## SUPPLIED RECORDS
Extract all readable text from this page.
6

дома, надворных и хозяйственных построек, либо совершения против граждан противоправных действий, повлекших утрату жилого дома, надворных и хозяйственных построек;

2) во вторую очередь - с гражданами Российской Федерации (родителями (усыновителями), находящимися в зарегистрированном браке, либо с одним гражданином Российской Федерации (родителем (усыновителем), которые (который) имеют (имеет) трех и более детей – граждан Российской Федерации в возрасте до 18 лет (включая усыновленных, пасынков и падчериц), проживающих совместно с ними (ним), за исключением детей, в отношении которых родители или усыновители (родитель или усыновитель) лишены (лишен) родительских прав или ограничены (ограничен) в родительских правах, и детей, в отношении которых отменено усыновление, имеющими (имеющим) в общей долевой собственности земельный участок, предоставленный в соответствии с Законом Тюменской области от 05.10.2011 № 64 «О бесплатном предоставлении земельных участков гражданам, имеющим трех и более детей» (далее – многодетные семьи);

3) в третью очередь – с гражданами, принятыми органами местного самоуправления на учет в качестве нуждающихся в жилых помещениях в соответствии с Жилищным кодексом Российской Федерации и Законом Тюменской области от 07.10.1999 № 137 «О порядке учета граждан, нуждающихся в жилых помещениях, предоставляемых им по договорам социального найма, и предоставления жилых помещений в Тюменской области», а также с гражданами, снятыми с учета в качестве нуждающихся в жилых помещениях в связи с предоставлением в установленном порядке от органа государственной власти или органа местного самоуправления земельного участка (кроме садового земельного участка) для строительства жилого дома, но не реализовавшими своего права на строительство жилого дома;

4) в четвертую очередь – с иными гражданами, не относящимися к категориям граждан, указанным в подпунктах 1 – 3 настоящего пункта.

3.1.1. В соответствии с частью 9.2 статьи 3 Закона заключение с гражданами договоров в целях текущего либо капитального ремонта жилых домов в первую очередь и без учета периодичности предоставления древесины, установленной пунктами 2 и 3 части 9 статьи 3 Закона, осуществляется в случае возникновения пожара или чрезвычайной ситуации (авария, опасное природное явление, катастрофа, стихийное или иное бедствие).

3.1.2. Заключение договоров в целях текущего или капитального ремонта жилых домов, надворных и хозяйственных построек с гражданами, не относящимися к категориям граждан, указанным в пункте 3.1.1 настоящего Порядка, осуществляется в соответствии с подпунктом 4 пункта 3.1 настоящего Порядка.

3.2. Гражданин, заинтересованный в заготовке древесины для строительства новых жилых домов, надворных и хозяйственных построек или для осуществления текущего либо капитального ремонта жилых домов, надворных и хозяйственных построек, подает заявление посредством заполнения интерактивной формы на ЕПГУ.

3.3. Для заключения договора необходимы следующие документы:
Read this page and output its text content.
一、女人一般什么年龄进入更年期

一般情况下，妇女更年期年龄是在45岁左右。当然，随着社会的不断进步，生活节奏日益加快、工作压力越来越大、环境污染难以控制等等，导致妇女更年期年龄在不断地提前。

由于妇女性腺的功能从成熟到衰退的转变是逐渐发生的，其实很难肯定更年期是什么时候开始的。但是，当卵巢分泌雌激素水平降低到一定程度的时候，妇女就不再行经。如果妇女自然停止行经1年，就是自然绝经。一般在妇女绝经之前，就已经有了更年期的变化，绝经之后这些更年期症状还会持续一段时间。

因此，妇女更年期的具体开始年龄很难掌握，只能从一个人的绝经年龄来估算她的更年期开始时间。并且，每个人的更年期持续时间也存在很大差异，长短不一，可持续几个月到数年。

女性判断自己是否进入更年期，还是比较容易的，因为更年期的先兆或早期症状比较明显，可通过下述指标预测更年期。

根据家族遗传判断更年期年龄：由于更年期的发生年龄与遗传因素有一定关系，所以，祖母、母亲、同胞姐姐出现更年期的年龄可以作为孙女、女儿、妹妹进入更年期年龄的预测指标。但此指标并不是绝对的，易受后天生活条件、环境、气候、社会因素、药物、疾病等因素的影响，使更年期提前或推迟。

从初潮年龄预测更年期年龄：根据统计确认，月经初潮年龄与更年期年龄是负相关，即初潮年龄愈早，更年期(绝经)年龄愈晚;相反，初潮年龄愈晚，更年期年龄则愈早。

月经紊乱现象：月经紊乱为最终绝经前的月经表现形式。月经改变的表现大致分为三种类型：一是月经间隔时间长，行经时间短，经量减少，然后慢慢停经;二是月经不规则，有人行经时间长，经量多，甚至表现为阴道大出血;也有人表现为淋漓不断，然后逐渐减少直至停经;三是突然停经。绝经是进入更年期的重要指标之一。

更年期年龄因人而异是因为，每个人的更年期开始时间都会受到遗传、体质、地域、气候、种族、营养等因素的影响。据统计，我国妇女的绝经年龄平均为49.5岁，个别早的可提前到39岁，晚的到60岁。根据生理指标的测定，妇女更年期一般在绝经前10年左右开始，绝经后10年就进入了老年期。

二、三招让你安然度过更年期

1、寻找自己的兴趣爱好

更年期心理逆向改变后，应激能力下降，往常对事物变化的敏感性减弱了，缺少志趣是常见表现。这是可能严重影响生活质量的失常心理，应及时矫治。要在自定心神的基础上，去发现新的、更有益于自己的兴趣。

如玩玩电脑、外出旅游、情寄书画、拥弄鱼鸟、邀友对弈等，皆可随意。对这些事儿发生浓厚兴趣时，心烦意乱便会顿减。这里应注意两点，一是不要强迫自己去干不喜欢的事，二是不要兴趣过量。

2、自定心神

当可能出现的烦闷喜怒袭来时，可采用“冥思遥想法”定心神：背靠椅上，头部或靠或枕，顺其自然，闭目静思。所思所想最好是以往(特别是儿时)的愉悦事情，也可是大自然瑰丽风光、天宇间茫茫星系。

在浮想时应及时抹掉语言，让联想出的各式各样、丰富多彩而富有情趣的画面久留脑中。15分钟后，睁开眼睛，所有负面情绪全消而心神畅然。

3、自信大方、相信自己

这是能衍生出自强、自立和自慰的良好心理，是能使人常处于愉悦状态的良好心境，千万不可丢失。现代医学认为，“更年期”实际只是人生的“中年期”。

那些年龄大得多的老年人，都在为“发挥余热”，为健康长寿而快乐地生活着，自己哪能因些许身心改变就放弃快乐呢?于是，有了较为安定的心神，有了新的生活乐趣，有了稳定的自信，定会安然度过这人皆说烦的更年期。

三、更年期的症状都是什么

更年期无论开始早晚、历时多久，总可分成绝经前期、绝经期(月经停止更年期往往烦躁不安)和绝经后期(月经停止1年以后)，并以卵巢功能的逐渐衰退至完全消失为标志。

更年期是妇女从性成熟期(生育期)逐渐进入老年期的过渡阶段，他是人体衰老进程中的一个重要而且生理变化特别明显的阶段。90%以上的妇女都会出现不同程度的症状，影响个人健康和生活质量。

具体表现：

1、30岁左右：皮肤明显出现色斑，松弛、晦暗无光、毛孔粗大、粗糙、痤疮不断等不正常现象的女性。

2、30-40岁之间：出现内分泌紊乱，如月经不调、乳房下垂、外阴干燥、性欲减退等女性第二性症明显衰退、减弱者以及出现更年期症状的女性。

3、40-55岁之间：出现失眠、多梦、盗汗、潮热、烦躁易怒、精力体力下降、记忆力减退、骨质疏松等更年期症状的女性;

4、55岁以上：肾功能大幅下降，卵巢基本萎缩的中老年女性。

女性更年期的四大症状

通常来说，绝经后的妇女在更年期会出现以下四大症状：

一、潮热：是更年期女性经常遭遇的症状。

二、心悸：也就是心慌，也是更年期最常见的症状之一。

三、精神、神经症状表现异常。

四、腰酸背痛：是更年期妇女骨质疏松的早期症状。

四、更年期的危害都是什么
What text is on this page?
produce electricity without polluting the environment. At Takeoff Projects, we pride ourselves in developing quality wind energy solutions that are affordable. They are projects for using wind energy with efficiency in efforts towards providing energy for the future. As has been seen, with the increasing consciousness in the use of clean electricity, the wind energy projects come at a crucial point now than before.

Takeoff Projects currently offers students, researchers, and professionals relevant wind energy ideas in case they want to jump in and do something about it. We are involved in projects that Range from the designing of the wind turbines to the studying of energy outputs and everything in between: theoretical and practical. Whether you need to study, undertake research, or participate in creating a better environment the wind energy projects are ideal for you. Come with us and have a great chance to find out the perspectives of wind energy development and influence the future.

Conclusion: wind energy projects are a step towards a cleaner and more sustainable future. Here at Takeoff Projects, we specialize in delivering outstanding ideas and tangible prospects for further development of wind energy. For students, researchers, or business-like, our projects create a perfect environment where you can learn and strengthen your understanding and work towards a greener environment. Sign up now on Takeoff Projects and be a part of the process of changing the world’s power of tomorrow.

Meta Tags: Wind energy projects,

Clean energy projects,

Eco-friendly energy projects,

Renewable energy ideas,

## STATED GOAL
All lines from the one with "What text is on this page?" through the final line above are to be quoted exactly; quote no other line.

## RESPONSE BELOW
What text is on this page?
produce electricity without polluting the environment. At Takeoff Projects, we pride ourselves in developing quality wind energy solutions that are affordable. They are projects for using wind energy with efficiency in efforts towards providing energy for the future. As has been seen, with the increasing consciousness in the use of clean electricity, the wind energy projects come at a crucial point now than before.

Takeoff Projects currently offers students, researchers, and professionals relevant wind energy ideas in case they want to jump in and do something about it. We are involved in projects that Range from the designing of the wind turbines to the studying of energy outputs and everything in between: theoretical and practical. Whether you need to study, undertake research, or participate in creating a better environment the wind energy projects are ideal for you. Come with us and have a great chance to find out the perspectives of wind energy development and influence the future.

Conclusion: wind energy projects are a step towards a cleaner and more sustainable future. Here at Takeoff Projects, we specialize in delivering outstanding ideas and tangible prospects for further development of wind energy. For students, researchers, or business-like, our projects create a perfect environment where you can learn and strengthen your understanding and work towards a greener environment. Sign up now on Takeoff Projects and be a part of the process of changing the world’s power of tomorrow.

Meta Tags: Wind energy projects,

Clean energy projects,

Eco-friendly energy projects,

Renewable energy ideas,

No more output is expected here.